WORK TO BE COMPLETED —
Wherever the word "this" shows up in a line, please copy that line.

Extracted data entries
┄┄┄┄┄┄

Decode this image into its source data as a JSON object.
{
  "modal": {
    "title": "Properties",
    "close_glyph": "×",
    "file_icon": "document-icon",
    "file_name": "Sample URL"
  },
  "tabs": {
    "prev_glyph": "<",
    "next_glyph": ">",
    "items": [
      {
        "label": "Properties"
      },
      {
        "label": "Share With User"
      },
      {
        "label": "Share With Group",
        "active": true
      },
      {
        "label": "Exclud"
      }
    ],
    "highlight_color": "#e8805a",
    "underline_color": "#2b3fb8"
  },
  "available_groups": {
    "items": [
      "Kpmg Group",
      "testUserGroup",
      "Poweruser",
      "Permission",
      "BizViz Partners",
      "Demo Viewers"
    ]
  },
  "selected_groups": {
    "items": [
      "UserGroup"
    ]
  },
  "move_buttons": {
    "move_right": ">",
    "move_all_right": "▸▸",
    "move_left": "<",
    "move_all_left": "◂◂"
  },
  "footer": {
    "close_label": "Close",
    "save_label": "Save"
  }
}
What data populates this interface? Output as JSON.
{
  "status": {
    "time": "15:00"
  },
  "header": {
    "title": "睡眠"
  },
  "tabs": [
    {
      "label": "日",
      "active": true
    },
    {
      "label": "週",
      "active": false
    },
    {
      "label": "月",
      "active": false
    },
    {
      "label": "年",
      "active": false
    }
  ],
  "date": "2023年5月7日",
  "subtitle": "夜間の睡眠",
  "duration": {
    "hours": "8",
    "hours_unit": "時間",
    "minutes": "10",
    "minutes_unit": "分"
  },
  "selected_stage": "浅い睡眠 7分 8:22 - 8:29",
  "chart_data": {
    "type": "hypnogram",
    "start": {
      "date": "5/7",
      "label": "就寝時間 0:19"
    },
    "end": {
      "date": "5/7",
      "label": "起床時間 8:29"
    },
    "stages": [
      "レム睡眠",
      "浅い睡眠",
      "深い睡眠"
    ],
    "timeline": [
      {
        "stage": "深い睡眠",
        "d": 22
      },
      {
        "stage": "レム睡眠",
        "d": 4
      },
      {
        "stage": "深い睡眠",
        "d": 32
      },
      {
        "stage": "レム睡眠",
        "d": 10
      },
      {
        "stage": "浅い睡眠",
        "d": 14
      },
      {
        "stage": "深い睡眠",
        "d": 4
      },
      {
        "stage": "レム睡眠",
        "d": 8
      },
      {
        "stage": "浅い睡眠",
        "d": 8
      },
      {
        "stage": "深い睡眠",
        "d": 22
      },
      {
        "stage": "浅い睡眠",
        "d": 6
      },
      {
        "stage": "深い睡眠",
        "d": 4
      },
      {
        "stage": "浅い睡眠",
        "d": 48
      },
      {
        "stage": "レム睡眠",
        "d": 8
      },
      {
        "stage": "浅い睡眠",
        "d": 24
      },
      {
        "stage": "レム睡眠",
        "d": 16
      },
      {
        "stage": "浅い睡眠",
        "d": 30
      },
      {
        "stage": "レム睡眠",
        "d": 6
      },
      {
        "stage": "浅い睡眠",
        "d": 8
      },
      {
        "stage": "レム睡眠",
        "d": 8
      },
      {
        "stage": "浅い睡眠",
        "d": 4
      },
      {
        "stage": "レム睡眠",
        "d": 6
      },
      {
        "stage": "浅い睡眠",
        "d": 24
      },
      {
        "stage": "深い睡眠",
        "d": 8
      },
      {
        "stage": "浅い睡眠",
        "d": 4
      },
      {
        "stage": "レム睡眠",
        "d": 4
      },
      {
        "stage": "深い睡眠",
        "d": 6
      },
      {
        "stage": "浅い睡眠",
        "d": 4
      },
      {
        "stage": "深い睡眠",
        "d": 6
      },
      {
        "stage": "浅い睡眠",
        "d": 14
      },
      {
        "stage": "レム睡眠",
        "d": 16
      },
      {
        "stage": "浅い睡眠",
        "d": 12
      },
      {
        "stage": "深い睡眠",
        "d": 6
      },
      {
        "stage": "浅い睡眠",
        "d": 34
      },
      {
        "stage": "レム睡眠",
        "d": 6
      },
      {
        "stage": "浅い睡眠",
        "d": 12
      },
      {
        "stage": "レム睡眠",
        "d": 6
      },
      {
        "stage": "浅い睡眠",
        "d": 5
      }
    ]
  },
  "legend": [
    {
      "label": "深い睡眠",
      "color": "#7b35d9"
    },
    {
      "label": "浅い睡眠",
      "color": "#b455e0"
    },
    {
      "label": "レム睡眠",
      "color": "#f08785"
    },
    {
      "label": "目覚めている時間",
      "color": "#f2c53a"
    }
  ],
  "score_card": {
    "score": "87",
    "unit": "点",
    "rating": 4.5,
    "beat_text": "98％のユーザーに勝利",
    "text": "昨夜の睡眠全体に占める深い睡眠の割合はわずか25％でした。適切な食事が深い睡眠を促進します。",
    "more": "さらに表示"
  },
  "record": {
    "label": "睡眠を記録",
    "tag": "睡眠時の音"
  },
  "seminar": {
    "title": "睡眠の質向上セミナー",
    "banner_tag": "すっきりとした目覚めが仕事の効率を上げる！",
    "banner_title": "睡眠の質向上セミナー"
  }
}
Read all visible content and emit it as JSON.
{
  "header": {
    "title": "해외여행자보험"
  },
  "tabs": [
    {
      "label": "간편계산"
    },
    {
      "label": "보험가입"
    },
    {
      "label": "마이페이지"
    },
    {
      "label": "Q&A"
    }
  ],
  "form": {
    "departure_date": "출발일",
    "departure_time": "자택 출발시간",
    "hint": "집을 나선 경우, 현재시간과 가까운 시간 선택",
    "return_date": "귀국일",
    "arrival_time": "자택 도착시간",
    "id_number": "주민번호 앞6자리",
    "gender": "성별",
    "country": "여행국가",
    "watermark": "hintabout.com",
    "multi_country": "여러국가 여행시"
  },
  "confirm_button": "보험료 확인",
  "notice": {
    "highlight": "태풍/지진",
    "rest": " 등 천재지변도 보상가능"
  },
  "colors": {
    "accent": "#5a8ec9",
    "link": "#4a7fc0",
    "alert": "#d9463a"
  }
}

┄┄┄┄┄┄

EXERCISE RESULT —
Decode this image into its source data as a JSON object.
What data populates this interface? Output as JSON.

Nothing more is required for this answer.